=== Data section ===

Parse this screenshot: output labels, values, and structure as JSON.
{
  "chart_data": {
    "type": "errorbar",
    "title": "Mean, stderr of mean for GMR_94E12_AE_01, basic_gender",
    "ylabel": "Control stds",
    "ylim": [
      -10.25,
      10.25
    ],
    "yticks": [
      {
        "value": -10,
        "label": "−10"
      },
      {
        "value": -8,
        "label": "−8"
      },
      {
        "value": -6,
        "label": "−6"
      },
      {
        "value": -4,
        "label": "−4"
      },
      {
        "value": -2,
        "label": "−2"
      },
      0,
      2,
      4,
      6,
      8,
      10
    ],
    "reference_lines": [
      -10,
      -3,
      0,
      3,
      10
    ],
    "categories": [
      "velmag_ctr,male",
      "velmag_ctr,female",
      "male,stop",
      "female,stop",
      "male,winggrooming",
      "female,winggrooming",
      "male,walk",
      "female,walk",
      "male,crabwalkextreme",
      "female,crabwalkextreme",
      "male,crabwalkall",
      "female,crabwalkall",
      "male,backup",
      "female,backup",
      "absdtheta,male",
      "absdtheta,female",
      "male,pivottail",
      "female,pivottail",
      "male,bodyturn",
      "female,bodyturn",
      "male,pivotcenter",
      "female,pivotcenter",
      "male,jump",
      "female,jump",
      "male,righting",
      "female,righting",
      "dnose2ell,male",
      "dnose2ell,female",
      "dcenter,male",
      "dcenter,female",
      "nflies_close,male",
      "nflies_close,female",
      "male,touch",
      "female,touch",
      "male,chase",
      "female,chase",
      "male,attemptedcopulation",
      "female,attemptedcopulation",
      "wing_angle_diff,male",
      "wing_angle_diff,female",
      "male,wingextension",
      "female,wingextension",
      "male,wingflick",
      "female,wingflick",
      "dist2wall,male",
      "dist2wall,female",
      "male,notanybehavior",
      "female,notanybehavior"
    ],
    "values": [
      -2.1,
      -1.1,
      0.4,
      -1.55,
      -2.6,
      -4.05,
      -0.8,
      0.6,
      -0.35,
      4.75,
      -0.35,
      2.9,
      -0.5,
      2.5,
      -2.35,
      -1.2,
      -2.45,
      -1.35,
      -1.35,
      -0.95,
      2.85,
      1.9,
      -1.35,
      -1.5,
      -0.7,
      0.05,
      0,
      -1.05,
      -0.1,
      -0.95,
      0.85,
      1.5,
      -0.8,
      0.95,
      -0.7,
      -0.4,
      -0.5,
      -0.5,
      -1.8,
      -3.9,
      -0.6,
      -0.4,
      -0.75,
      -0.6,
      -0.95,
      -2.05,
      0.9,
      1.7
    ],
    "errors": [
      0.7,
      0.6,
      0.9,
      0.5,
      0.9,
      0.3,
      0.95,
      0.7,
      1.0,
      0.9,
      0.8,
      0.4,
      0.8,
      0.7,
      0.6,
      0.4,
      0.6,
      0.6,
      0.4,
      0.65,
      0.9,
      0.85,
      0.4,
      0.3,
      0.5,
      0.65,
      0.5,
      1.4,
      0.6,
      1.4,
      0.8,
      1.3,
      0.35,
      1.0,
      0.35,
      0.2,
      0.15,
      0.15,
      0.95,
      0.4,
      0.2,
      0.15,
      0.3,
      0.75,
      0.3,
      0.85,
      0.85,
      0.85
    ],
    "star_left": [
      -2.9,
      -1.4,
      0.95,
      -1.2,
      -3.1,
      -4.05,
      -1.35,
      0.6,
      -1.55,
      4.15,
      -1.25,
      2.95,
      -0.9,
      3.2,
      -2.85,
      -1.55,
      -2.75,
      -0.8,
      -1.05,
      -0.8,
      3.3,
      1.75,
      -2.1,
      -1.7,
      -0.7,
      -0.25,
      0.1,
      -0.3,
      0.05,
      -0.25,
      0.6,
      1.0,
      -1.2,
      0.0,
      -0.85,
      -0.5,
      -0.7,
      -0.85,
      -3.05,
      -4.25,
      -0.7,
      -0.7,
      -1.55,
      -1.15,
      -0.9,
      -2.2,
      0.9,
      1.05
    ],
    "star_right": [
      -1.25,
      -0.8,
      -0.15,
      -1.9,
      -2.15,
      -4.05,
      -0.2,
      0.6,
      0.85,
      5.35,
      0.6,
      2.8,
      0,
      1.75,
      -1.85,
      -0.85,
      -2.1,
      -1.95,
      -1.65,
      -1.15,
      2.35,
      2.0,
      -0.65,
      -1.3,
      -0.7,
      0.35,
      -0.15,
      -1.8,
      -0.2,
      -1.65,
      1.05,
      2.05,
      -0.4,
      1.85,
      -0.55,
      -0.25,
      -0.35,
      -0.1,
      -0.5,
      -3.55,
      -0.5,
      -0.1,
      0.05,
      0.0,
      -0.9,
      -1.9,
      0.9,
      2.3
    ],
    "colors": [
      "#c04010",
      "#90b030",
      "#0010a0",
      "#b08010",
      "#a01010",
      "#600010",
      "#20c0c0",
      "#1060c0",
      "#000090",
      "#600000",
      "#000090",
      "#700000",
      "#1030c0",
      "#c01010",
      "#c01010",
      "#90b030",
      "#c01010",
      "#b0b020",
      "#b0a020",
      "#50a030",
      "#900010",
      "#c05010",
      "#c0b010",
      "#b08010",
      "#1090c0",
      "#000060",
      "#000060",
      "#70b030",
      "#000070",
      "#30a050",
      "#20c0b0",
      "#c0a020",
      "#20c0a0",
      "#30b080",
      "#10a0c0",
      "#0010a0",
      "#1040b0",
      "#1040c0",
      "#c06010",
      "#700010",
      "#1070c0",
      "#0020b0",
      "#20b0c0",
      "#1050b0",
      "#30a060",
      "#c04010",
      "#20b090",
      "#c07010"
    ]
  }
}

===

Stated exercise: Transcribe each entry precisely, missing none.

Problem solution:
Parse this screenshot: output labels, values, and structure as JSON.
{
  "chart_data": {
    "type": "errorbar",
    "title": "Mean, stderr of mean for GMR_94E12_AE_01, basic_gender",
    "ylabel": "Control stds",
    "ylim": [
      -10.25,
      10.25
    ],
    "yticks": [
      {
        "value": -10,
        "label": "−10"
      },
      {
        "value": -8,
        "label": "−8"
      },
      {
        "value": -6,
        "label": "−6"
      },
      {
        "value": -4,
        "label": "−4"
      },
      {
        "value": -2,
        "label": "−2"
      },
      0,
      2,
      4,
      6,
      8,
      10
    ],
    "reference_lines": [
      -10,
      -3,
      0,
      3,
      10
    ],
    "categories": [
      "velmag_ctr,male",
      "velmag_ctr,female",
      "male,stop",
      "female,stop",
      "male,winggrooming",
      "female,winggrooming",
      "male,walk",
      "female,walk",
      "male,crabwalkextreme",
      "female,crabwalkextreme",
      "male,crabwalkall",
      "female,crabwalkall",
      "male,backup",
      "female,backup",
      "absdtheta,male",
      "absdtheta,female",
      "male,pivottail",
      "female,pivottail",
      "male,bodyturn",
      "female,bodyturn",
      "male,pivotcenter",
      "female,pivotcenter",
      "male,jump",
      "female,jump",
      "male,righting",
      "female,righting",
      "dnose2ell,male",
      "dnose2ell,female",
      "dcenter,male",
      "dcenter,female",
      "nflies_close,male",
      "nflies_close,female",
      "male,touch",
      "female,touch",
      "male,chase",
      "female,chase",
      "male,attemptedcopulation",
      "female,attemptedcopulation",
      "wing_angle_diff,male",
      "wing_angle_diff,female",
      "male,wingextension",
      "female,wingextension",
      "male,wingflick",
      "female,wingflick",
      "dist2wall,male",
      "dist2wall,female",
      "male,notanybehavior",
      "female,notanybehavior"
    ],
    "values": [
      -2.1,
      -1.1,
      0.4,
      -1.55,
      -2.6,
      -4.05,
      -0.8,
      0.6,
      -0.35,
      4.75,
      -0.35,
      2.9,
      -0.5,
      2.5,
      -2.35,
      -1.2,
      -2.45,
      -1.35,
      -1.35,
      -0.95,
      2.85,
      1.9,
      -1.35,
      -1.5,
      -0.7,
      0.05,
      0,
      -1.05,
      -0.1,
      -0.95,
      0.85,
      1.5,
      -0.8,
      0.95,
      -0.7,
      -0.4,
      -0.5,
      -0.5,
      -1.8,
      -3.9,
      -0.6,
      -0.4,
      -0.75,
      -0.6,
      -0.95,
      -2.05,
      0.9,
      1.7
    ],
    "errors": [
      0.7,
      0.6,
      0.9,
      0.5,
      0.9,
      0.3,
      0.95,
      0.7,
      1.0,
      0.9,
      0.8,
      0.4,
      0.8,
      0.7,
      0.6,
      0.4,
      0.6,
      0.6,
      0.4,
      0.65,
      0.9,
      0.85,
      0.4,
      0.3,
      0.5,
      0.65,
      0.5,
      1.4,
      0.6,
      1.4,
      0.8,
      1.3,
      0.35,
      1.0,
      0.35,
      0.2,
      0.15,
      0.15,
      0.95,
      0.4,
      0.2,
      0.15,
      0.3,
      0.75,
      0.3,
      0.85,
      0.85,
      0.85
    ],
    "star_left": [
      -2.9,
      -1.4,
      0.95,
      -1.2,
      -3.1,
      -4.05,
      -1.35,
      0.6,
      -1.55,
      4.15,
      -1.25,
      2.95,
      -0.9,
      3.2,
      -2.85,
      -1.55,
      -2.75,
      -0.8,
      -1.05,
      -0.8,
      3.3,
      1.75,
      -2.1,
      -1.7,
      -0.7,
      -0.25,
      0.1,
      -0.3,
      0.05,
      -0.25,
      0.6,
      1.0,
      -1.2,
      0.0,
      -0.85,
      -0.5,
      -0.7,
      -0.85,
      -3.05,
      -4.25,
      -0.7,
      -0.7,
      -1.55,
      -1.15,
      -0.9,
      -2.2,
      0.9,
      1.05
    ],
    "star_right": [
      -1.25,
      -0.8,
      -0.15,
      -1.9,
      -2.15,
      -4.05,
      -0.2,
      0.6,
      0.85,
      5.35,
      0.6,
      2.8,
      0,
      1.75,
      -1.85,
      -0.85,
      -2.1,
      -1.95,
      -1.65,
      -1.15,
      2.35,
      2.0,
      -0.65,
      -1.3,
      -0.7,
      0.35,
      -0.15,
      -1.8,
      -0.2,
      -1.65,
      1.05,
      2.05,
      -0.4,
      1.85,
      -0.55,
      -0.25,
      -0.35,
      -0.1,
      -0.5,
      -3.55,
      -0.5,
      -0.1,
      0.05,
      0.0,
      -0.9,
      -1.9,
      0.9,
      2.3
    ],
    "colors": [
      "#c04010",
      "#90b030",
      "#0010a0",
      "#b08010",
      "#a01010",
      "#600010",
      "#20c0c0",
      "#1060c0",
      "#000090",
      "#600000",
      "#000090",
      "#700000",
      "#1030c0",
      "#c01010",
      "#c01010",
      "#90b030",
      "#c01010",
      "#b0b020",
      "#b0a020",
      "#50a030",
      "#900010",
      "#c05010",
      "#c0b010",
      "#b08010",
      "#1090c0",
      "#000060",
      "#000060",
      "#70b030",
      "#000070",
      "#30a050",
      "#20c0b0",
      "#c0a020",
      "#20c0a0",
      "#30b080",
      "#10a0c0",
      "#0010a0",
      "#1040b0",
      "#1040c0",
      "#c06010",
      "#700010",
      "#1070c0",
      "#0020b0",
      "#20b0c0",
      "#1050b0",
      "#30a060",
      "#c04010",
      "#20b090",
      "#c07010"
    ]
  }
}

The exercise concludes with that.